→ DATA TO USE
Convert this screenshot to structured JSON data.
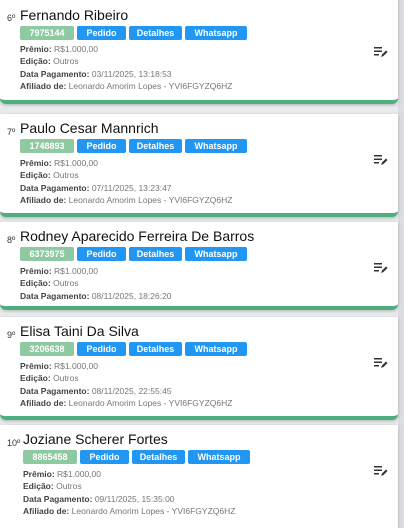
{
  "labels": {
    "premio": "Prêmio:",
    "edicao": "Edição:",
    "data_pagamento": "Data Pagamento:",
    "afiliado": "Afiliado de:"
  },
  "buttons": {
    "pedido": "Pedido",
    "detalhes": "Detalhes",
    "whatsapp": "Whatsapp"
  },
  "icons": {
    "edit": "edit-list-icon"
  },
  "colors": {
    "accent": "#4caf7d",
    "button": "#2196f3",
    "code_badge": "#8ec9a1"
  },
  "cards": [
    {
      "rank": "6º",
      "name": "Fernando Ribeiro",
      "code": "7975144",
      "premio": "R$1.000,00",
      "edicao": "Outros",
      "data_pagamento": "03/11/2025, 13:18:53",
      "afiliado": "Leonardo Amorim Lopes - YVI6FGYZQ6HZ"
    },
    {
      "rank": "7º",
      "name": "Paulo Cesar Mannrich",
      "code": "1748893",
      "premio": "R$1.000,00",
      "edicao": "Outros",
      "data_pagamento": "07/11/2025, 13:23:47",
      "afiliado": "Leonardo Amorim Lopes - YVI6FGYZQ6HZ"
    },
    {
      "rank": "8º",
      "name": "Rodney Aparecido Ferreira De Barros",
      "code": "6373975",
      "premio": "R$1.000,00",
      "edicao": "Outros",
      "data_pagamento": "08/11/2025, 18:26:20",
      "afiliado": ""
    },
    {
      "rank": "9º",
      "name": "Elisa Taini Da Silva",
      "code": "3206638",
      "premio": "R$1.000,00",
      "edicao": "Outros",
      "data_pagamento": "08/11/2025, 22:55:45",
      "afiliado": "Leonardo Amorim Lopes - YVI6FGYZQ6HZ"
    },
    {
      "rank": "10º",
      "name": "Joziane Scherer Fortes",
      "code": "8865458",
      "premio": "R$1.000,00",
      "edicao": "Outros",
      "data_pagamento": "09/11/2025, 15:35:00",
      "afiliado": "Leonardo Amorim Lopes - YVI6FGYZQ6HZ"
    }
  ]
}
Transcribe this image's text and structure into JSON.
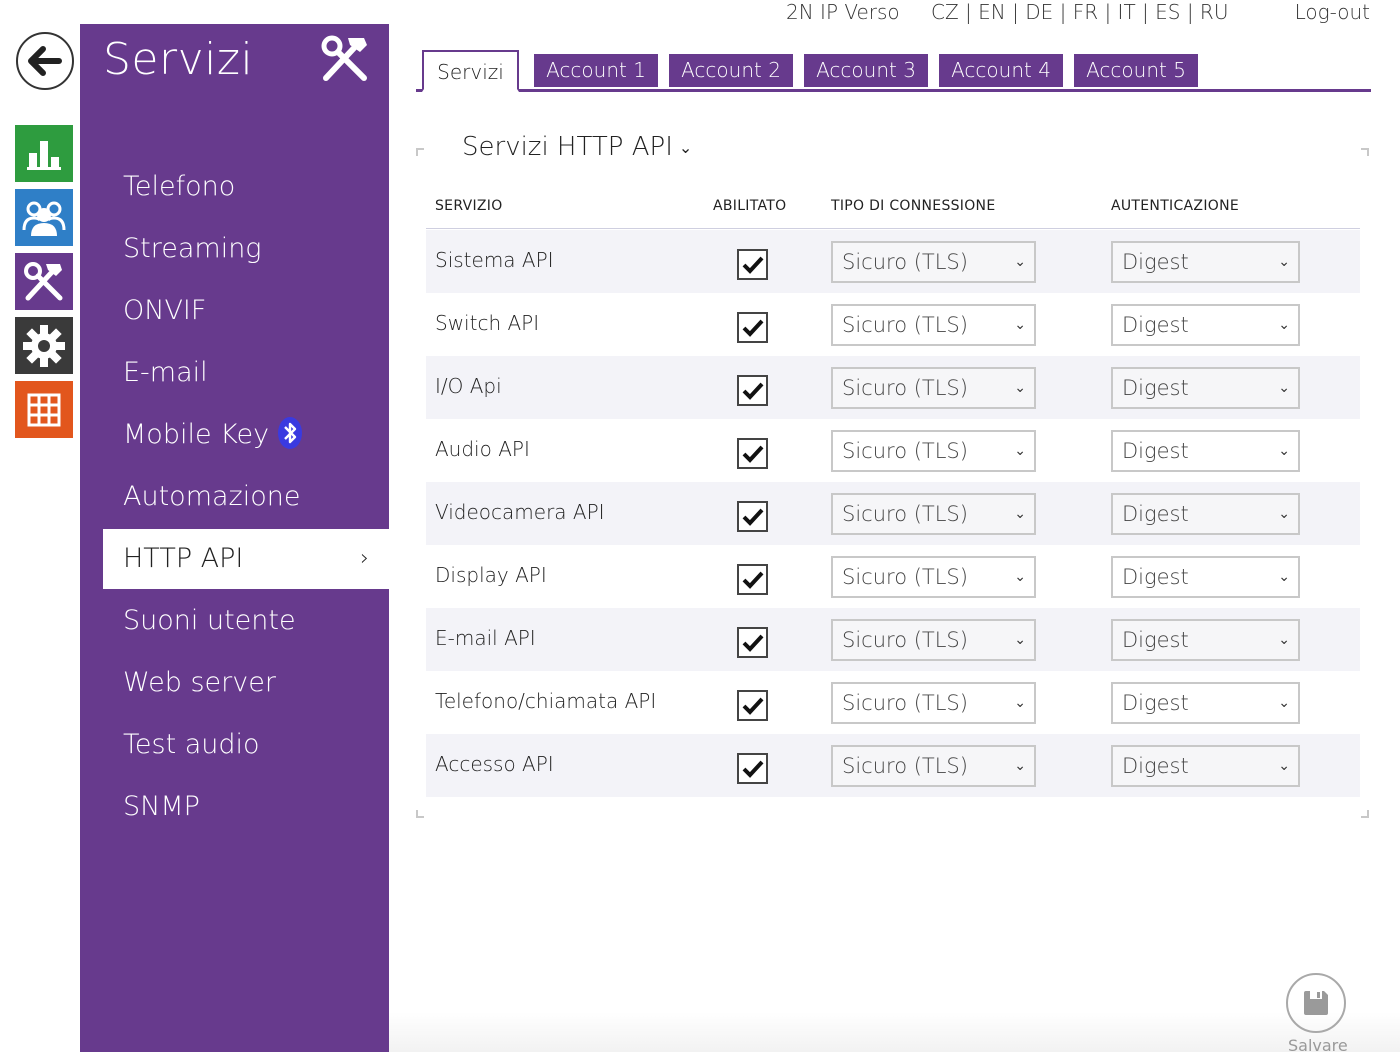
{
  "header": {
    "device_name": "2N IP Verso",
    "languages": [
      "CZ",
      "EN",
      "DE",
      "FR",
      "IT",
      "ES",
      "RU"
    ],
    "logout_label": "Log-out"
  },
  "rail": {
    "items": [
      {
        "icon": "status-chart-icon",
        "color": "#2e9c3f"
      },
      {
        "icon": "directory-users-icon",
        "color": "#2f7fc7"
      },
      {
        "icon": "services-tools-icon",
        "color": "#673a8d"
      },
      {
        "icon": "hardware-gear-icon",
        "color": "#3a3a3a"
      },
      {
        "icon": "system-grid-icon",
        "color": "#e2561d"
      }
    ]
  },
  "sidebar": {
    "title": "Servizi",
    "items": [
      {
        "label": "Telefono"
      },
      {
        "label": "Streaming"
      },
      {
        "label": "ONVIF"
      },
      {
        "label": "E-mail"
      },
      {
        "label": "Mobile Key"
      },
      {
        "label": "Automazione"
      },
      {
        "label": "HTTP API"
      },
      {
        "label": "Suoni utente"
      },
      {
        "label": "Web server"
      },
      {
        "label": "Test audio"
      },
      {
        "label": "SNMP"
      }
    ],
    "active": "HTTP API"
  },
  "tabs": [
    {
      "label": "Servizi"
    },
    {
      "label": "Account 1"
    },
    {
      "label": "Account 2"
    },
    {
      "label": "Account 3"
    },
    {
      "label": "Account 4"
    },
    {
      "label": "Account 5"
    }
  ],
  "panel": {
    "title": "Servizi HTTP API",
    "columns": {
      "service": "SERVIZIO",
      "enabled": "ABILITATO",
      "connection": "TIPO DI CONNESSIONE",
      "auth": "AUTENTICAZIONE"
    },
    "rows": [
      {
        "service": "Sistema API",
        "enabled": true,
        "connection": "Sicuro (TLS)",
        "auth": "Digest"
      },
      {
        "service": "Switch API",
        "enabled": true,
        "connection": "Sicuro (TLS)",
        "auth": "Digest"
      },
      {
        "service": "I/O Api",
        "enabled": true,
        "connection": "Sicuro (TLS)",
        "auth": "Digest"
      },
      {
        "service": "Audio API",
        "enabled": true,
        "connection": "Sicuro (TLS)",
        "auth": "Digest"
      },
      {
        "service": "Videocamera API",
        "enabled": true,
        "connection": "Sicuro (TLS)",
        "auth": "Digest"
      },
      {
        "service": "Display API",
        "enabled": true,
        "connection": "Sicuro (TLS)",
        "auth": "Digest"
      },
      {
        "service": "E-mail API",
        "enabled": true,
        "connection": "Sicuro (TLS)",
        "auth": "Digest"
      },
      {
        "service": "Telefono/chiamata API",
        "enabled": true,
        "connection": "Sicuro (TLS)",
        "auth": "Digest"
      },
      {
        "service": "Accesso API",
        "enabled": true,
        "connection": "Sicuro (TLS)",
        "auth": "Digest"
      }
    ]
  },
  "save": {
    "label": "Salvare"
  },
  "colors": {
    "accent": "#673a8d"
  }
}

→ GOAL
Every line of the material is to be quoted exactly, with no pictures carried over.

→ THE REPLY
Convert this screenshot to structured JSON data.
{
  "labels": {
    "premio": "Prêmio:",
    "edicao": "Edição:",
    "data_pagamento": "Data Pagamento:",
    "afiliado": "Afiliado de:"
  },
  "buttons": {
    "pedido": "Pedido",
    "detalhes": "Detalhes",
    "whatsapp": "Whatsapp"
  },
  "icons": {
    "edit": "edit-list-icon"
  },
  "colors": {
    "accent": "#4caf7d",
    "button": "#2196f3",
    "code_badge": "#8ec9a1"
  },
  "cards": [
    {
      "rank": "6º",
      "name": "Fernando Ribeiro",
      "code": "7975144",
      "premio": "R$1.000,00",
      "edicao": "Outros",
      "data_pagamento": "03/11/2025, 13:18:53",
      "afiliado": "Leonardo Amorim Lopes - YVI6FGYZQ6HZ"
    },
    {
      "rank": "7º",
      "name": "Paulo Cesar Mannrich",
      "code": "1748893",
      "premio": "R$1.000,00",
      "edicao": "Outros",
      "data_pagamento": "07/11/2025, 13:23:47",
      "afiliado": "Leonardo Amorim Lopes - YVI6FGYZQ6HZ"
    },
    {
      "rank": "8º",
      "name": "Rodney Aparecido Ferreira De Barros",
      "code": "6373975",
      "premio": "R$1.000,00",
      "edicao": "Outros",
      "data_pagamento": "08/11/2025, 18:26:20",
      "afiliado": ""
    },
    {
      "rank": "9º",
      "name": "Elisa Taini Da Silva",
      "code": "3206638",
      "premio": "R$1.000,00",
      "edicao": "Outros",
      "data_pagamento": "08/11/2025, 22:55:45",
      "afiliado": "Leonardo Amorim Lopes - YVI6FGYZQ6HZ"
    },
    {
      "rank": "10º",
      "name": "Joziane Scherer Fortes",
      "code": "8865458",
      "premio": "R$1.000,00",
      "edicao": "Outros",
      "data_pagamento": "09/11/2025, 15:35:00",
      "afiliado": "Leonardo Amorim Lopes - YVI6FGYZQ6HZ"
    }
  ]
}
Transcribe this image's text and structure into JSON.
{
  "header": {
    "device_name": "2N IP Verso",
    "languages": [
      "CZ",
      "EN",
      "DE",
      "FR",
      "IT",
      "ES",
      "RU"
    ],
    "logout_label": "Log-out"
  },
  "rail": {
    "items": [
      {
        "icon": "status-chart-icon",
        "color": "#2e9c3f"
      },
      {
        "icon": "directory-users-icon",
        "color": "#2f7fc7"
      },
      {
        "icon": "services-tools-icon",
        "color": "#673a8d"
      },
      {
        "icon": "hardware-gear-icon",
        "color": "#3a3a3a"
      },
      {
        "icon": "system-grid-icon",
        "color": "#e2561d"
      }
    ]
  },
  "sidebar": {
    "title": "Servizi",
    "items": [
      {
        "label": "Telefono"
      },
      {
        "label": "Streaming"
      },
      {
        "label": "ONVIF"
      },
      {
        "label": "E-mail"
      },
      {
        "label": "Mobile Key"
      },
      {
        "label": "Automazione"
      },
      {
        "label": "HTTP API"
      },
      {
        "label": "Suoni utente"
      },
      {
        "label": "Web server"
      },
      {
        "label": "Test audio"
      },
      {
        "label": "SNMP"
      }
    ],
    "active": "HTTP API"
  },
  "tabs": [
    {
      "label": "Servizi"
    },
    {
      "label": "Account 1"
    },
    {
      "label": "Account 2"
    },
    {
      "label": "Account 3"
    },
    {
      "label": "Account 4"
    },
    {
      "label": "Account 5"
    }
  ],
  "panel": {
    "title": "Servizi HTTP API",
    "columns": {
      "service": "SERVIZIO",
      "enabled": "ABILITATO",
      "connection": "TIPO DI CONNESSIONE",
      "auth": "AUTENTICAZIONE"
    },
    "rows": [
      {
        "service": "Sistema API",
        "enabled": true,
        "connection": "Sicuro (TLS)",
        "auth": "Digest"
      },
      {
        "service": "Switch API",
        "enabled": true,
        "connection": "Sicuro (TLS)",
        "auth": "Digest"
      },
      {
        "service": "I/O Api",
        "enabled": true,
        "connection": "Sicuro (TLS)",
        "auth": "Digest"
      },
      {
        "service": "Audio API",
        "enabled": true,
        "connection": "Sicuro (TLS)",
        "auth": "Digest"
      },
      {
        "service": "Videocamera API",
        "enabled": true,
        "connection": "Sicuro (TLS)",
        "auth": "Digest"
      },
      {
        "service": "Display API",
        "enabled": true,
        "connection": "Sicuro (TLS)",
        "auth": "Digest"
      },
      {
        "service": "E-mail API",
        "enabled": true,
        "connection": "Sicuro (TLS)",
        "auth": "Digest"
      },
      {
        "service": "Telefono/chiamata API",
        "enabled": true,
        "connection": "Sicuro (TLS)",
        "auth": "Digest"
      },
      {
        "service": "Accesso API",
        "enabled": true,
        "connection": "Sicuro (TLS)",
        "auth": "Digest"
      }
    ]
  },
  "save": {
    "label": "Salvare"
  },
  "colors": {
    "accent": "#673a8d"
  }
}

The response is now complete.